◆ **THE EXERCISE**
Give the material below again, replacing "histogram-bar" with "histogram-column" everywhere it occurs and leaving everything else unchanged.

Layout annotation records

---

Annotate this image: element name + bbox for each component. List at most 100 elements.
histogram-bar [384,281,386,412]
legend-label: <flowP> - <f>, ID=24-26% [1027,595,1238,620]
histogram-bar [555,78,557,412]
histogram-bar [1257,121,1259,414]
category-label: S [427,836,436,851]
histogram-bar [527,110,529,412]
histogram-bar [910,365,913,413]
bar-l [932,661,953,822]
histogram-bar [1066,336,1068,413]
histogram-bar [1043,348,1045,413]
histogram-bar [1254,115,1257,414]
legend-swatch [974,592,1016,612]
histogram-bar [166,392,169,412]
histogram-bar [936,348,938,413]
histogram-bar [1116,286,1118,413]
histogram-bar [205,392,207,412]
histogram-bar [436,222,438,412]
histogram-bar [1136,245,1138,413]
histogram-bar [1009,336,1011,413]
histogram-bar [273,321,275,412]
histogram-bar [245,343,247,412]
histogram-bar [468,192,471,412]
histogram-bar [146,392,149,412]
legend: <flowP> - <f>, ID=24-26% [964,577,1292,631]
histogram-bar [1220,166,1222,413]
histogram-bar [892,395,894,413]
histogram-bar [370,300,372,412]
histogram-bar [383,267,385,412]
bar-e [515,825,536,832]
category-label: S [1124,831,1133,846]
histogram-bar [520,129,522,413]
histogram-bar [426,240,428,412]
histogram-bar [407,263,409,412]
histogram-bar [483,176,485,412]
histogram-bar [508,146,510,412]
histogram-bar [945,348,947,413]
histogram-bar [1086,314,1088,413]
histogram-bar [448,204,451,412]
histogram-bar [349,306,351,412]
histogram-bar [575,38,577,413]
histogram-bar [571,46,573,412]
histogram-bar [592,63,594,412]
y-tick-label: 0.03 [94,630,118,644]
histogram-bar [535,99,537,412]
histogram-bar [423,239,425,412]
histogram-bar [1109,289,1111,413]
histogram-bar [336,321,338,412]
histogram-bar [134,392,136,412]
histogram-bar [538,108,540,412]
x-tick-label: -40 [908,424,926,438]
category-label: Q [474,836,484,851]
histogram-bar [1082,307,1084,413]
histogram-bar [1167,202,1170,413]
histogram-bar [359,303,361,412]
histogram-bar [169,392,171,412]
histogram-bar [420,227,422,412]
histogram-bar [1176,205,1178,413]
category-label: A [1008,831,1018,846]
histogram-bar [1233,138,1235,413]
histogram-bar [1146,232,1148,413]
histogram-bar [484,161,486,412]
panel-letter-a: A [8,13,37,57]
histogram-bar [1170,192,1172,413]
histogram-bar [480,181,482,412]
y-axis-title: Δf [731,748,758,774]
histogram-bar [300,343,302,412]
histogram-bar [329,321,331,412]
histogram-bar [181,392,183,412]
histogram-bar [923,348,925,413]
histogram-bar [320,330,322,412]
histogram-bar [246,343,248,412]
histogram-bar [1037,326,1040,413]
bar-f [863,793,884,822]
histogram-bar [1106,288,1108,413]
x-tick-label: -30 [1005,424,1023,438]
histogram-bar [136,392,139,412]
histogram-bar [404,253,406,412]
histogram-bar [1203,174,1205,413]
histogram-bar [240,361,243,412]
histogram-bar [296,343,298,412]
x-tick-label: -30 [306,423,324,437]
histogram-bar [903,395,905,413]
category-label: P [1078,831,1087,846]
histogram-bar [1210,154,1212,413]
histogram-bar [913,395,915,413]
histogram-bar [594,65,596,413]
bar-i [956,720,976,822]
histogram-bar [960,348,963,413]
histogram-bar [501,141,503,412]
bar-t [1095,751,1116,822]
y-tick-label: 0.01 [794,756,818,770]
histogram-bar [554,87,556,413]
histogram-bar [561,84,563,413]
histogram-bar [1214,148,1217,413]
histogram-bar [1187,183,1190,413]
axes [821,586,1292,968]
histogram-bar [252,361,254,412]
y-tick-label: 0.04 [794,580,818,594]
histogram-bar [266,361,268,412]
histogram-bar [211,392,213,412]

---

◆ **RESULT FOR THIS EXERCISE**
Annotate this image: element name + bbox for each component. List at most 100 elements.
histogram-column [384,281,386,412]
legend-label: <flowP> - <f>, ID=24-26% [1027,595,1238,620]
histogram-column [555,78,557,412]
histogram-column [1257,121,1259,414]
category-label: S [427,836,436,851]
histogram-column [527,110,529,412]
histogram-column [910,365,913,413]
bar-l [932,661,953,822]
histogram-column [1066,336,1068,413]
histogram-column [1043,348,1045,413]
histogram-column [1254,115,1257,414]
legend-swatch [974,592,1016,612]
histogram-column [166,392,169,412]
histogram-column [936,348,938,413]
histogram-column [1116,286,1118,413]
histogram-column [205,392,207,412]
histogram-column [436,222,438,412]
histogram-column [1136,245,1138,413]
histogram-column [1009,336,1011,413]
histogram-column [273,321,275,412]
histogram-column [245,343,247,412]
histogram-column [468,192,471,412]
histogram-column [146,392,149,412]
legend: <flowP> - <f>, ID=24-26% [964,577,1292,631]
histogram-column [1220,166,1222,413]
histogram-column [892,395,894,413]
histogram-column [370,300,372,412]
histogram-column [383,267,385,412]
bar-e [515,825,536,832]
category-label: S [1124,831,1133,846]
histogram-column [520,129,522,413]
histogram-column [426,240,428,412]
histogram-column [407,263,409,412]
histogram-column [483,176,485,412]
histogram-column [508,146,510,412]
histogram-column [945,348,947,413]
histogram-column [1086,314,1088,413]
histogram-column [448,204,451,412]
histogram-column [349,306,351,412]
histogram-column [575,38,577,413]
histogram-column [571,46,573,412]
histogram-column [592,63,594,412]
y-tick-label: 0.03 [94,630,118,644]
histogram-column [535,99,537,412]
histogram-column [423,239,425,412]
histogram-column [1109,289,1111,413]
histogram-column [336,321,338,412]
histogram-column [134,392,136,412]
histogram-column [538,108,540,412]
x-tick-label: -40 [908,424,926,438]
category-label: Q [474,836,484,851]
histogram-column [1082,307,1084,413]
histogram-column [1167,202,1170,413]
histogram-column [359,303,361,412]
histogram-column [169,392,171,412]
histogram-column [420,227,422,412]
histogram-column [1176,205,1178,413]
category-label: A [1008,831,1018,846]
histogram-column [1233,138,1235,413]
histogram-column [1146,232,1148,413]
histogram-column [484,161,486,412]
panel-letter-a: A [8,13,37,57]
histogram-column [1170,192,1172,413]
histogram-column [480,181,482,412]
y-axis-title: Δf [731,748,758,774]
histogram-column [300,343,302,412]
histogram-column [329,321,331,412]
histogram-column [181,392,183,412]
histogram-column [923,348,925,413]
histogram-column [320,330,322,412]
histogram-column [246,343,248,412]
histogram-column [1037,326,1040,413]
bar-f [863,793,884,822]
histogram-column [1106,288,1108,413]
x-tick-label: -30 [1005,424,1023,438]
histogram-column [136,392,139,412]
histogram-column [404,253,406,412]
histogram-column [1203,174,1205,413]
histogram-column [240,361,243,412]
histogram-column [296,343,298,412]
x-tick-label: -30 [306,423,324,437]
histogram-column [903,395,905,413]
category-label: P [1078,831,1087,846]
histogram-column [1210,154,1212,413]
histogram-column [913,395,915,413]
histogram-column [594,65,596,413]
bar-i [956,720,976,822]
histogram-column [960,348,963,413]
histogram-column [501,141,503,412]
bar-t [1095,751,1116,822]
y-tick-label: 0.01 [794,756,818,770]
histogram-column [554,87,556,413]
histogram-column [561,84,563,413]
histogram-column [1214,148,1217,413]
histogram-column [1187,183,1190,413]
axes [821,586,1292,968]
histogram-column [252,361,254,412]
y-tick-label: 0.04 [794,580,818,594]
histogram-column [266,361,268,412]
histogram-column [211,392,213,412]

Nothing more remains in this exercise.